┌─ Excerpted data

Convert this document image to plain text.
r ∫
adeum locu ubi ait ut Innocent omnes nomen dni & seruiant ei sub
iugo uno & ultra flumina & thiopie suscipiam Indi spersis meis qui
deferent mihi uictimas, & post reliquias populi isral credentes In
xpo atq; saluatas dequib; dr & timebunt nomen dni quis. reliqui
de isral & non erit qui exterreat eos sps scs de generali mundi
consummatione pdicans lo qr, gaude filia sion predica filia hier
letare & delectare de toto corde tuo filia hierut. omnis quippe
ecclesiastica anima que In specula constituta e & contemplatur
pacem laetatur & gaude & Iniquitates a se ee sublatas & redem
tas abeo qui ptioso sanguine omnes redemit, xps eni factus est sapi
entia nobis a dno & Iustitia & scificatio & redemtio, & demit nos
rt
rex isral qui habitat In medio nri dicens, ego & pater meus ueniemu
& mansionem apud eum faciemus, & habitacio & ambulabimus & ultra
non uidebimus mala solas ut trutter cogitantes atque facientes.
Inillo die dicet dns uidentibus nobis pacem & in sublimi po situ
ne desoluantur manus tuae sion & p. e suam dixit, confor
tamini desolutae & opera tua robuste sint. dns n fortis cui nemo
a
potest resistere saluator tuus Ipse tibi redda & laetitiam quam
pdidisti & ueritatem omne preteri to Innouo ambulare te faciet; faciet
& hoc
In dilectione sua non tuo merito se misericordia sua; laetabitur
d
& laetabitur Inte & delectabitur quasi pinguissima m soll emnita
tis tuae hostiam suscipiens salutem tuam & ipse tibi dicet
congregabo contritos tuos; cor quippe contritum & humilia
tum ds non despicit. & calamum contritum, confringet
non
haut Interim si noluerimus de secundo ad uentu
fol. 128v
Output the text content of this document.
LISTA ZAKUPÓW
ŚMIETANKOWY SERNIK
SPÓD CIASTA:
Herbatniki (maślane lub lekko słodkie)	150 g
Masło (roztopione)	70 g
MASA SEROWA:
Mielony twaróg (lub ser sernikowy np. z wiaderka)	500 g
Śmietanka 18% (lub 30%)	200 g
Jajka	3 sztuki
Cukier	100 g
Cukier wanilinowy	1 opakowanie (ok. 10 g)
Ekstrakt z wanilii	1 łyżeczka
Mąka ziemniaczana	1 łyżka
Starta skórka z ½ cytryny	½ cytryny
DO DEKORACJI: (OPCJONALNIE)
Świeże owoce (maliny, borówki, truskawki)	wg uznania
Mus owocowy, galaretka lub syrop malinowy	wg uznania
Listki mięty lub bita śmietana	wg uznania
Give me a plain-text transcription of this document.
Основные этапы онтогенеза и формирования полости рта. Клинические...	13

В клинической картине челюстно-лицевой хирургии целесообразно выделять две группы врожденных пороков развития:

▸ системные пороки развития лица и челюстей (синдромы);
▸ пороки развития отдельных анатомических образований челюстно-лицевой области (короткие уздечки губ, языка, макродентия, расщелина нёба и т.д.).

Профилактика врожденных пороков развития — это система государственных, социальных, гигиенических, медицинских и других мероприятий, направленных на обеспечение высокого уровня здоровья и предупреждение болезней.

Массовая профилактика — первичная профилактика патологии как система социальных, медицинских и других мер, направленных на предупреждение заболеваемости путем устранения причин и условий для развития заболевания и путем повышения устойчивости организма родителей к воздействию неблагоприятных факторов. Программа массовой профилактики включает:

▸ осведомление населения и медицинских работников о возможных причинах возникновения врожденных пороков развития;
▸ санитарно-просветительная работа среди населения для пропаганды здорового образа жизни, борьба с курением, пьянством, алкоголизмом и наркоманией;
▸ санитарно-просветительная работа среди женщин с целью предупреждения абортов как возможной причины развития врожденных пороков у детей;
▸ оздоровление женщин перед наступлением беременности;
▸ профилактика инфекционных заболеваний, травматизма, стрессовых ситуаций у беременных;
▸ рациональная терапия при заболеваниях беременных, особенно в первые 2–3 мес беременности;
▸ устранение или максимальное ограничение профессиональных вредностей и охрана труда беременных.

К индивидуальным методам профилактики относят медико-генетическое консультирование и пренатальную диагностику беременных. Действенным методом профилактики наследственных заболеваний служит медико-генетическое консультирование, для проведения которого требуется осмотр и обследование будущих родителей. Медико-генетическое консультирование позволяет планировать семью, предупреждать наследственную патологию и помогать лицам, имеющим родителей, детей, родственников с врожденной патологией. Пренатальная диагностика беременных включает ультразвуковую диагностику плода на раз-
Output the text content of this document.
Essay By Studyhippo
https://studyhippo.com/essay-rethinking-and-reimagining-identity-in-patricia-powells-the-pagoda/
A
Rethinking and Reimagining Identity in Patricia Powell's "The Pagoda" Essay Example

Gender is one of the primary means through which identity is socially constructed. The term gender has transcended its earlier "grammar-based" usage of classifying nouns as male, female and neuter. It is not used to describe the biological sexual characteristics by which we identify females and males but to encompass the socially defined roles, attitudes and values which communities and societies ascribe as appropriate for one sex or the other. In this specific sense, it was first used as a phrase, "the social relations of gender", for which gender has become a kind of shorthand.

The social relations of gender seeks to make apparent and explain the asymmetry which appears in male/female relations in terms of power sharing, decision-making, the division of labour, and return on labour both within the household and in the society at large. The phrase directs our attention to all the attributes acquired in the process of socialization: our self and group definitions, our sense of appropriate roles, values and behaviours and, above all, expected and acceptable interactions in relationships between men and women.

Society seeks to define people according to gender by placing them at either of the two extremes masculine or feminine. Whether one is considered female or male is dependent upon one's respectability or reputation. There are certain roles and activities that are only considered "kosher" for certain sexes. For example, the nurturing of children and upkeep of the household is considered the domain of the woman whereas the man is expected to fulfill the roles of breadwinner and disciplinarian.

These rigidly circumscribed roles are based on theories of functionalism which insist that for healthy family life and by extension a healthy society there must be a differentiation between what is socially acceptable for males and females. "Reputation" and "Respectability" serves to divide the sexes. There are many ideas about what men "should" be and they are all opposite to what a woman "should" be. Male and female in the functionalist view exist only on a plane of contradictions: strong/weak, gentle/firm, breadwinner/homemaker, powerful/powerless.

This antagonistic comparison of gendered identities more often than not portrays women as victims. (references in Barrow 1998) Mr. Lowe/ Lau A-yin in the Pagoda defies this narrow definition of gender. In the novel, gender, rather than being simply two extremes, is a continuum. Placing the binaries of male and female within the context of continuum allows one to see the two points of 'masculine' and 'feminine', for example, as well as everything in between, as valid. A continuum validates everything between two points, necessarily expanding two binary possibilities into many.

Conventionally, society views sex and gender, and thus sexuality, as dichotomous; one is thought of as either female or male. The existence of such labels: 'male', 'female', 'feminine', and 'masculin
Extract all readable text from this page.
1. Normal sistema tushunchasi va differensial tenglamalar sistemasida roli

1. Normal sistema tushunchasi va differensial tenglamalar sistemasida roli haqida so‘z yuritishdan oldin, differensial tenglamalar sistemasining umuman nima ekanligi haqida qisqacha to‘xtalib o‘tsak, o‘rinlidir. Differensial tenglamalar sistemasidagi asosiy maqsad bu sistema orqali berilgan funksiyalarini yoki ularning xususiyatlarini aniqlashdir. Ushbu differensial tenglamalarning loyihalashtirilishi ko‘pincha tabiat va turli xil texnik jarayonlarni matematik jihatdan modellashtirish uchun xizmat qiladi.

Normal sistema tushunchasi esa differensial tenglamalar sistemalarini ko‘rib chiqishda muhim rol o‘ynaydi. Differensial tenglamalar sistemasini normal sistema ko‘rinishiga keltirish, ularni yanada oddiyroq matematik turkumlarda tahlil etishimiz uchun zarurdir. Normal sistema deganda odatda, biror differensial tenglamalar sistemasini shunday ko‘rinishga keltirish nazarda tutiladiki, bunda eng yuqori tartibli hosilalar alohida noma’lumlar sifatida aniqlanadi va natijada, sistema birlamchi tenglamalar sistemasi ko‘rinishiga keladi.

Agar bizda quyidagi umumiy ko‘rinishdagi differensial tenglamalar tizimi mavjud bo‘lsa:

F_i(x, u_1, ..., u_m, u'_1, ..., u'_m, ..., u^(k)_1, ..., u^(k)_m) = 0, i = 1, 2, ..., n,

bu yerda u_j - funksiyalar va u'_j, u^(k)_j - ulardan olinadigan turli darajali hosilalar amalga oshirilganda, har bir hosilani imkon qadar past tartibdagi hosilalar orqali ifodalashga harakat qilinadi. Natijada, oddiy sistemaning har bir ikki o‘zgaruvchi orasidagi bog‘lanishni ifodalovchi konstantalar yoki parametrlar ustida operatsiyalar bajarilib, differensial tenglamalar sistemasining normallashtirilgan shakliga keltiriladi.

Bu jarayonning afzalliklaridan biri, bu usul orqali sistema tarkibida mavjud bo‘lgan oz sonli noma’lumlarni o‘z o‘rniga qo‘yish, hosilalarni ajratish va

└─

*Directive:*
Keep only those lines of the records that hold "dicet", and return them.

*Response below:*
Inillo die dicet dns uidentibus nobis pacem & in sublimi po situ
tis tuae hostiam suscipiens salutem tuam & ipse tibi dicet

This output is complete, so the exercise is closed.